Directions for this task: Revise the records below so that every occurrence of "row-separator" reads "row-divider", leaving everything else unchanged.

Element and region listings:
# # #
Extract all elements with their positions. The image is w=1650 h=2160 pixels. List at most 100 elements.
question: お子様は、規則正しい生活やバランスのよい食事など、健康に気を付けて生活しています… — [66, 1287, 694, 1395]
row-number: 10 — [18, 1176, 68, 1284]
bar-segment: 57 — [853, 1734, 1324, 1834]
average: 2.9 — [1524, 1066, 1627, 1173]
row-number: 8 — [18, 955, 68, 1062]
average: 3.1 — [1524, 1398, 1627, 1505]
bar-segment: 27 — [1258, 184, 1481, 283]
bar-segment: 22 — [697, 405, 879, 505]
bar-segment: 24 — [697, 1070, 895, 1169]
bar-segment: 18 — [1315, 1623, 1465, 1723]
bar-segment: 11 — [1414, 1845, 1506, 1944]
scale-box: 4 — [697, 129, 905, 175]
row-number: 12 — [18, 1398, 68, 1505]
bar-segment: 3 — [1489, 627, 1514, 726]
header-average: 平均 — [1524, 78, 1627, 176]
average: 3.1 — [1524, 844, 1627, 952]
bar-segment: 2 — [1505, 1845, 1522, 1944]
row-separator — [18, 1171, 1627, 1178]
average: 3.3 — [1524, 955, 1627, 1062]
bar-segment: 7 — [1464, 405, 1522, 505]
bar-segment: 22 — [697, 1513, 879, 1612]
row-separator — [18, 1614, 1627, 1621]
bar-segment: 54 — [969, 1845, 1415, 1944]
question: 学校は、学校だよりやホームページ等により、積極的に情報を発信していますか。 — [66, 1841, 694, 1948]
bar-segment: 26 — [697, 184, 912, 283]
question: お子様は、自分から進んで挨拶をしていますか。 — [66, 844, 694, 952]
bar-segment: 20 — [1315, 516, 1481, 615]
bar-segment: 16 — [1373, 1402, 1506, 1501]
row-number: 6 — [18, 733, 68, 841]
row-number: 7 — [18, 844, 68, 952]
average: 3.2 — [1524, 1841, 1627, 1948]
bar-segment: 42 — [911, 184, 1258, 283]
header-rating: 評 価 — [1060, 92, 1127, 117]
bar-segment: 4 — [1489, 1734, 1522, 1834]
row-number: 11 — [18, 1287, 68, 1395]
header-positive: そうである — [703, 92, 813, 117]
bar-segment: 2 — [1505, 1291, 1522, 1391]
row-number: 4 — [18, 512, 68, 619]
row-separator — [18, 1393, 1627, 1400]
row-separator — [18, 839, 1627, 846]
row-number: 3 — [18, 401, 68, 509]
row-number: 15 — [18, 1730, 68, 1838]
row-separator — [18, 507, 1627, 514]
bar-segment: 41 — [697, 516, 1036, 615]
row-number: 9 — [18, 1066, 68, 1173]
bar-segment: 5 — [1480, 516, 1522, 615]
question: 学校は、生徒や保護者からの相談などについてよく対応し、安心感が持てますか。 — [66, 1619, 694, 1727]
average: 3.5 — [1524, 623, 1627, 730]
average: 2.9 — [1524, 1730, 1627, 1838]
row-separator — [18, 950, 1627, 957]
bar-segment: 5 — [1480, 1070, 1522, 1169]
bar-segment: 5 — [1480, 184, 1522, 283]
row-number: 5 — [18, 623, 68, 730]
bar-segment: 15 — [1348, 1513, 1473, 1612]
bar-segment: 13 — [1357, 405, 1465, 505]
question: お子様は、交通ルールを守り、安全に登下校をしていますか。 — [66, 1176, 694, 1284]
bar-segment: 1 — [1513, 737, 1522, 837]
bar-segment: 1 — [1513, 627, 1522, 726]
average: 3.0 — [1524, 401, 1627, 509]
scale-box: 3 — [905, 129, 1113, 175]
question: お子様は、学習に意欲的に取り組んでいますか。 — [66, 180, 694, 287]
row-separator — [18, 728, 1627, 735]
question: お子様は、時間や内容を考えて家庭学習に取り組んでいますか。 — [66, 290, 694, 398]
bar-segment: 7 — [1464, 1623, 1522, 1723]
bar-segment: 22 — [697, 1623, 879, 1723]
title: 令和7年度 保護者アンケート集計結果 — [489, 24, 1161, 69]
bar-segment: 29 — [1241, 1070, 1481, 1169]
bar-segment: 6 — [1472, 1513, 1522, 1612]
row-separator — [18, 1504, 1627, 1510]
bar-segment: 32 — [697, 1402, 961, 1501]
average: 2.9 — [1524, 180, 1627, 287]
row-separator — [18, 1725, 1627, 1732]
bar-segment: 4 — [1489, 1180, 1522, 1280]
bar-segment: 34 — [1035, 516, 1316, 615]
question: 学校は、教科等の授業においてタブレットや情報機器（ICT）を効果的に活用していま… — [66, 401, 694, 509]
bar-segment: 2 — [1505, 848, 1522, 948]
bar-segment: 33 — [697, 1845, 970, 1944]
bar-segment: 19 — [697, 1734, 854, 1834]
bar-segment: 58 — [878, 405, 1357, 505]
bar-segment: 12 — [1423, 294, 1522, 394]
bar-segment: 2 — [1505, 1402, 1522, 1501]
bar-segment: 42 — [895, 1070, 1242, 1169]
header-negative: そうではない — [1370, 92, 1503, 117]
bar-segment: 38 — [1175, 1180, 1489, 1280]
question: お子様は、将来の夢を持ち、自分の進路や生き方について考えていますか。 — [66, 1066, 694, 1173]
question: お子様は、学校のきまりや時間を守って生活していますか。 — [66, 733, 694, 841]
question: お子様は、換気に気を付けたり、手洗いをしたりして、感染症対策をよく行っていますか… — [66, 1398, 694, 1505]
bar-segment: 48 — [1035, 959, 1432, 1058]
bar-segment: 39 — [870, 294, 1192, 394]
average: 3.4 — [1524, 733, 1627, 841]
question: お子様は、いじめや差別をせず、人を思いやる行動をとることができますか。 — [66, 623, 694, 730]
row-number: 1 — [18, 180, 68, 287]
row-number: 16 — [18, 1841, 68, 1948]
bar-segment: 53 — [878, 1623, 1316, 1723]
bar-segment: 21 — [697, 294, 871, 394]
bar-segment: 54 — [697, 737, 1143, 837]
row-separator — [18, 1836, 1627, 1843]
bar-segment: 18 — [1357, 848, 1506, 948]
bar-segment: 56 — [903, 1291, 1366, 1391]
# # #
Solution to this task:
Extract all elements with their positions. The image is w=1650 h=2160 pixels. List at most 100 elements.
question: お子様は、規則正しい生活やバランスのよい食事など、健康に気を付けて生活しています… — [66, 1287, 694, 1395]
row-number: 10 — [18, 1176, 68, 1284]
bar-segment: 57 — [853, 1734, 1324, 1834]
average: 2.9 — [1524, 1066, 1627, 1173]
row-number: 8 — [18, 955, 68, 1062]
average: 3.1 — [1524, 1398, 1627, 1505]
bar-segment: 27 — [1258, 184, 1481, 283]
bar-segment: 22 — [697, 405, 879, 505]
bar-segment: 24 — [697, 1070, 895, 1169]
bar-segment: 18 — [1315, 1623, 1465, 1723]
bar-segment: 11 — [1414, 1845, 1506, 1944]
scale-box: 4 — [697, 129, 905, 175]
row-number: 12 — [18, 1398, 68, 1505]
bar-segment: 3 — [1489, 627, 1514, 726]
header-average: 平均 — [1524, 78, 1627, 176]
average: 3.1 — [1524, 844, 1627, 952]
bar-segment: 2 — [1505, 1845, 1522, 1944]
row-divider — [18, 1171, 1627, 1178]
average: 3.3 — [1524, 955, 1627, 1062]
bar-segment: 7 — [1464, 405, 1522, 505]
bar-segment: 22 — [697, 1513, 879, 1612]
row-divider — [18, 1614, 1627, 1621]
bar-segment: 54 — [969, 1845, 1415, 1944]
question: 学校は、学校だよりやホームページ等により、積極的に情報を発信していますか。 — [66, 1841, 694, 1948]
bar-segment: 26 — [697, 184, 912, 283]
question: お子様は、自分から進んで挨拶をしていますか。 — [66, 844, 694, 952]
bar-segment: 20 — [1315, 516, 1481, 615]
bar-segment: 16 — [1373, 1402, 1506, 1501]
row-number: 6 — [18, 733, 68, 841]
row-number: 7 — [18, 844, 68, 952]
average: 3.2 — [1524, 1841, 1627, 1948]
bar-segment: 42 — [911, 184, 1258, 283]
header-rating: 評 価 — [1060, 92, 1127, 117]
bar-segment: 4 — [1489, 1734, 1522, 1834]
row-number: 11 — [18, 1287, 68, 1395]
header-positive: そうである — [703, 92, 813, 117]
bar-segment: 2 — [1505, 1291, 1522, 1391]
row-number: 4 — [18, 512, 68, 619]
row-divider — [18, 1393, 1627, 1400]
row-divider — [18, 839, 1627, 846]
row-number: 3 — [18, 401, 68, 509]
row-number: 15 — [18, 1730, 68, 1838]
row-divider — [18, 507, 1627, 514]
bar-segment: 41 — [697, 516, 1036, 615]
row-number: 9 — [18, 1066, 68, 1173]
bar-segment: 5 — [1480, 516, 1522, 615]
question: 学校は、生徒や保護者からの相談などについてよく対応し、安心感が持てますか。 — [66, 1619, 694, 1727]
average: 3.5 — [1524, 623, 1627, 730]
average: 2.9 — [1524, 1730, 1627, 1838]
row-divider — [18, 950, 1627, 957]
bar-segment: 5 — [1480, 1070, 1522, 1169]
bar-segment: 5 — [1480, 184, 1522, 283]
row-number: 5 — [18, 623, 68, 730]
bar-segment: 15 — [1348, 1513, 1473, 1612]
bar-segment: 13 — [1357, 405, 1465, 505]
question: お子様は、交通ルールを守り、安全に登下校をしていますか。 — [66, 1176, 694, 1284]
bar-segment: 1 — [1513, 737, 1522, 837]
bar-segment: 1 — [1513, 627, 1522, 726]
average: 3.0 — [1524, 401, 1627, 509]
scale-box: 3 — [905, 129, 1113, 175]
question: お子様は、学習に意欲的に取り組んでいますか。 — [66, 180, 694, 287]
row-divider — [18, 728, 1627, 735]
question: お子様は、時間や内容を考えて家庭学習に取り組んでいますか。 — [66, 290, 694, 398]
bar-segment: 7 — [1464, 1623, 1522, 1723]
bar-segment: 22 — [697, 1623, 879, 1723]
title: 令和7年度 保護者アンケート集計結果 — [489, 24, 1161, 69]
bar-segment: 29 — [1241, 1070, 1481, 1169]
bar-segment: 6 — [1472, 1513, 1522, 1612]
row-divider — [18, 1504, 1627, 1510]
bar-segment: 32 — [697, 1402, 961, 1501]
average: 2.9 — [1524, 180, 1627, 287]
row-divider — [18, 1725, 1627, 1732]
bar-segment: 4 — [1489, 1180, 1522, 1280]
bar-segment: 34 — [1035, 516, 1316, 615]
question: 学校は、教科等の授業においてタブレットや情報機器（ICT）を効果的に活用していま… — [66, 401, 694, 509]
bar-segment: 2 — [1505, 848, 1522, 948]
bar-segment: 33 — [697, 1845, 970, 1944]
bar-segment: 19 — [697, 1734, 854, 1834]
bar-segment: 58 — [878, 405, 1357, 505]
bar-segment: 12 — [1423, 294, 1522, 394]
bar-segment: 2 — [1505, 1402, 1522, 1501]
bar-segment: 42 — [895, 1070, 1242, 1169]
header-negative: そうではない — [1370, 92, 1503, 117]
bar-segment: 38 — [1175, 1180, 1489, 1280]
question: お子様は、将来の夢を持ち、自分の進路や生き方について考えていますか。 — [66, 1066, 694, 1173]
question: お子様は、学校のきまりや時間を守って生活していますか。 — [66, 733, 694, 841]
question: お子様は、換気に気を付けたり、手洗いをしたりして、感染症対策をよく行っていますか… — [66, 1398, 694, 1505]
bar-segment: 48 — [1035, 959, 1432, 1058]
bar-segment: 39 — [870, 294, 1192, 394]
average: 3.4 — [1524, 733, 1627, 841]
question: お子様は、いじめや差別をせず、人を思いやる行動をとることができますか。 — [66, 623, 694, 730]
row-number: 1 — [18, 180, 68, 287]
row-number: 16 — [18, 1841, 68, 1948]
bar-segment: 53 — [878, 1623, 1316, 1723]
bar-segment: 21 — [697, 294, 871, 394]
bar-segment: 54 — [697, 737, 1143, 837]
row-divider — [18, 1836, 1627, 1843]
bar-segment: 18 — [1357, 848, 1506, 948]
bar-segment: 56 — [903, 1291, 1366, 1391]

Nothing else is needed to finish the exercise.